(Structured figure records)

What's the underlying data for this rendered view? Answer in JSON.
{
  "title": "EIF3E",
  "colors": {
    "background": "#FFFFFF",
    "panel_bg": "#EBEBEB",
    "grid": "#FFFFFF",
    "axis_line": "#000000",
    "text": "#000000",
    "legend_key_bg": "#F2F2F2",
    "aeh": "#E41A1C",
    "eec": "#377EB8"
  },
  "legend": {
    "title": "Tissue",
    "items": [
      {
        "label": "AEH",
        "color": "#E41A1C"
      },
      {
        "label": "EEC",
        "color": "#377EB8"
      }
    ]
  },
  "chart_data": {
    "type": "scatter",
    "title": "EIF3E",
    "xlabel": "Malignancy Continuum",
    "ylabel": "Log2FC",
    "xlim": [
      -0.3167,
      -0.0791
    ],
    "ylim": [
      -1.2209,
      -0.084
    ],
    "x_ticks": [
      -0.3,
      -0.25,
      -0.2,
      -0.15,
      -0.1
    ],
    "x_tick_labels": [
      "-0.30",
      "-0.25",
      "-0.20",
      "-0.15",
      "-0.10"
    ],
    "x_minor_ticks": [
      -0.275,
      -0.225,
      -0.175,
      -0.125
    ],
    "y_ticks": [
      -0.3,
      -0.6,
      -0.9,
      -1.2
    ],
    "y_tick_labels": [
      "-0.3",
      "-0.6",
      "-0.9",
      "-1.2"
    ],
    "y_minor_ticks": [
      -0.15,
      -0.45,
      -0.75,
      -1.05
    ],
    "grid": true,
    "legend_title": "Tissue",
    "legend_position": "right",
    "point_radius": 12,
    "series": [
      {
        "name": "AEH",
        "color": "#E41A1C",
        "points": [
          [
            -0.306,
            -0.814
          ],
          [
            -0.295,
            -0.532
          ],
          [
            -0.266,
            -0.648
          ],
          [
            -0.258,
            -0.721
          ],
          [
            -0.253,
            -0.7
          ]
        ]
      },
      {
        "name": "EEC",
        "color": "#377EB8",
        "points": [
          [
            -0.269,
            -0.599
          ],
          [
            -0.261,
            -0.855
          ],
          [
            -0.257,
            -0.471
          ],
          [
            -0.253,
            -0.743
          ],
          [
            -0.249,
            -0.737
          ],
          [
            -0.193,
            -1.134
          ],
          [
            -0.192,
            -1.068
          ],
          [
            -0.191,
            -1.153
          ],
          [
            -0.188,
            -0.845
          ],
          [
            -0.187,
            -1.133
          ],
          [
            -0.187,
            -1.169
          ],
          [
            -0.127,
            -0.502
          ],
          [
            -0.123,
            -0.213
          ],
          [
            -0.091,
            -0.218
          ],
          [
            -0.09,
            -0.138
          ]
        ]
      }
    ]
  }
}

■ **Task to complete**: Using the exact wording, write out all of the records.

■ **Written answer**:
What's the underlying data for this rendered view? Answer in JSON.
{
  "title": "EIF3E",
  "colors": {
    "background": "#FFFFFF",
    "panel_bg": "#EBEBEB",
    "grid": "#FFFFFF",
    "axis_line": "#000000",
    "text": "#000000",
    "legend_key_bg": "#F2F2F2",
    "aeh": "#E41A1C",
    "eec": "#377EB8"
  },
  "legend": {
    "title": "Tissue",
    "items": [
      {
        "label": "AEH",
        "color": "#E41A1C"
      },
      {
        "label": "EEC",
        "color": "#377EB8"
      }
    ]
  },
  "chart_data": {
    "type": "scatter",
    "title": "EIF3E",
    "xlabel": "Malignancy Continuum",
    "ylabel": "Log2FC",
    "xlim": [
      -0.3167,
      -0.0791
    ],
    "ylim": [
      -1.2209,
      -0.084
    ],
    "x_ticks": [
      -0.3,
      -0.25,
      -0.2,
      -0.15,
      -0.1
    ],
    "x_tick_labels": [
      "-0.30",
      "-0.25",
      "-0.20",
      "-0.15",
      "-0.10"
    ],
    "x_minor_ticks": [
      -0.275,
      -0.225,
      -0.175,
      -0.125
    ],
    "y_ticks": [
      -0.3,
      -0.6,
      -0.9,
      -1.2
    ],
    "y_tick_labels": [
      "-0.3",
      "-0.6",
      "-0.9",
      "-1.2"
    ],
    "y_minor_ticks": [
      -0.15,
      -0.45,
      -0.75,
      -1.05
    ],
    "grid": true,
    "legend_title": "Tissue",
    "legend_position": "right",
    "point_radius": 12,
    "series": [
      {
        "name": "AEH",
        "color": "#E41A1C",
        "points": [
          [
            -0.306,
            -0.814
          ],
          [
            -0.295,
            -0.532
          ],
          [
            -0.266,
            -0.648
          ],
          [
            -0.258,
            -0.721
          ],
          [
            -0.253,
            -0.7
          ]
        ]
      },
      {
        "name": "EEC",
        "color": "#377EB8",
        "points": [
          [
            -0.269,
            -0.599
          ],
          [
            -0.261,
            -0.855
          ],
          [
            -0.257,
            -0.471
          ],
          [
            -0.253,
            -0.743
          ],
          [
            -0.249,
            -0.737
          ],
          [
            -0.193,
            -1.134
          ],
          [
            -0.192,
            -1.068
          ],
          [
            -0.191,
            -1.153
          ],
          [
            -0.188,
            -0.845
          ],
          [
            -0.187,
            -1.133
          ],
          [
            -0.187,
            -1.169
          ],
          [
            -0.127,
            -0.502
          ],
          [
            -0.123,
            -0.213
          ],
          [
            -0.091,
            -0.218
          ],
          [
            -0.09,
            -0.138
          ]
        ]
      }
    ]
  }
}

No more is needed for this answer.